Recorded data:
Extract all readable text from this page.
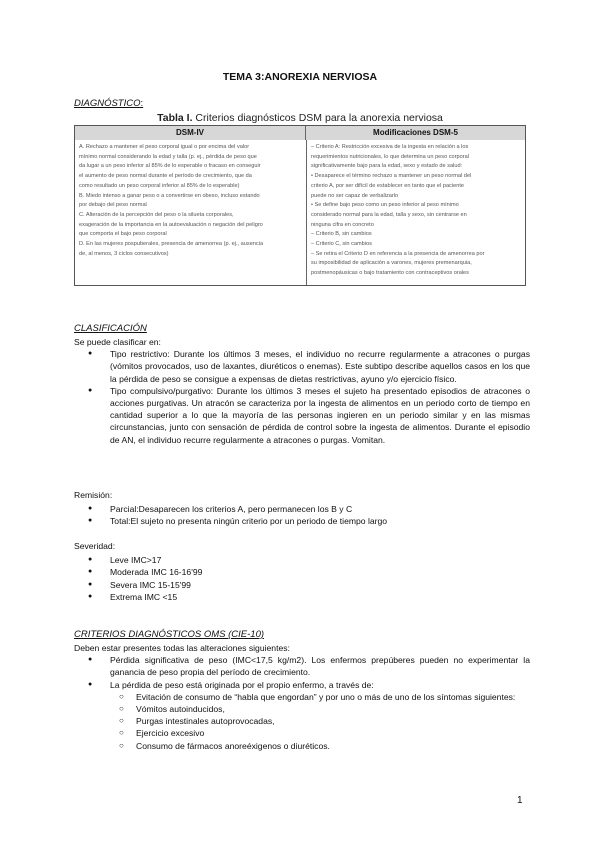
TEMA 3:ANOREXIA NERVIOSA
DIAGNÓSTICO:
Tabla I. Criterios diagnósticos DSM para la anorexia nerviosa
DSM-IV	Modificaciones DSM-5
A. Rechazo a mantener el peso corporal igual o por encima del valor
mínimo normal considerando la edad y talla (p. ej., pérdida de peso que
da lugar a un peso inferior al 85% de lo esperable o fracaso en conseguir
el aumento de peso normal durante el período de crecimiento, que da
como resultado un peso corporal inferior al 85% de lo esperable)
B. Miedo intenso a ganar peso o a convertirse en obeso, incluso estando
por debajo del peso normal
C. Alteración de la percepción del peso o la silueta corporales,
exageración de la importancia en la autoevaluación o negación del peligro
que comporta el bajo peso corporal
D. En las mujeres pospuberales, presencia de amenorrea (p. ej., ausencia
de, al menos, 3 ciclos consecutivos)
– Criterio A: Restricción excesiva de la ingesta en relación a los
requerimientos nutricionales, lo que determina un peso corporal
significativamente bajo para la edad, sexo y estado de salud:
• Desaparece el término rechazo a mantener un peso normal del
criterio A, por ser difícil de establecer en tanto que el paciente
puede no ser capaz de verbalizarlo
• Se define bajo peso como un peso inferior al peso mínimo
considerado normal para la edad, talla y sexo, sin centrarse en
ninguna cifra en concreto
– Criterio B, sin cambios
– Criterio C, sin cambios
– Se retira el Criterio D en referencia a la presencia de amenorrea por
su imposibilidad de aplicación a varones, mujeres premenarquia,
postmenopáusicas o bajo tratamiento con contraceptivos orales
CLASIFICACIÓN

Se puede clasificar en:

● Tipo restrictivo: Durante los últimos 3 meses, el individuo no recurre regularmente a atracones o purgas (vómitos provocados, uso de laxantes, diuréticos o enemas). Este subtipo describe aquellos casos en los que la pérdida de peso se consigue a expensas de dietas restrictivas, ayuno y/o ejercicio físico.

● Tipo compulsivo/purgativo: Durante los últimos 3 meses el sujeto ha presentado episodios de atracones o acciones purgativas. Un atracón se caracteriza por la ingesta de alimentos en un periodo corto de tiempo en cantidad superior a lo que la mayoría de las personas ingieren en un periodo similar y en las mismas circunstancias, junto con sensación de pérdida de control sobre la ingesta de alimentos. Durante el episodio de AN, el individuo recurre regularmente a atracones o purgas. Vomitan.

Remisión:

● Parcial:Desaparecen los criterios A, pero permanecen los B y C

● Total:El sujeto no presenta ningún criterio por un periodo de tiempo largo

Severidad:

● Leve IMC>17

● Moderada IMC 16-16'99

● Severa IMC 15-15'99

● Extrema IMC <15

CRITERIOS DIAGNÓSTICOS OMS (CIE-10)

Deben estar presentes todas las alteraciones siguientes:

● Pérdida significativa de peso (IMC<17,5 kg/m2). Los enfermos prepúberes pueden no experimentar la ganancia de peso propia del período de crecimiento.

● La pérdida de peso está originada por el propio enfermo, a través de:

○ Evitación de consumo de “habla que engordan” y por uno o más de uno de los síntomas siguientes:

○ Vómitos autoinducidos,

○ Purgas intestinales autoprovocadas,

○ Ejercicio excesivo

○ Consumo de fármacos anoreéxigenos o diuréticos.

1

WHAT YOU HAVE TO DO:
Look through the data above. Find each line with the string "mantener" and copy it.

RESULT:
A. Rechazo a mantener el peso corporal igual o por encima del valor
• Desaparece el término rechazo a mantener un peso normal del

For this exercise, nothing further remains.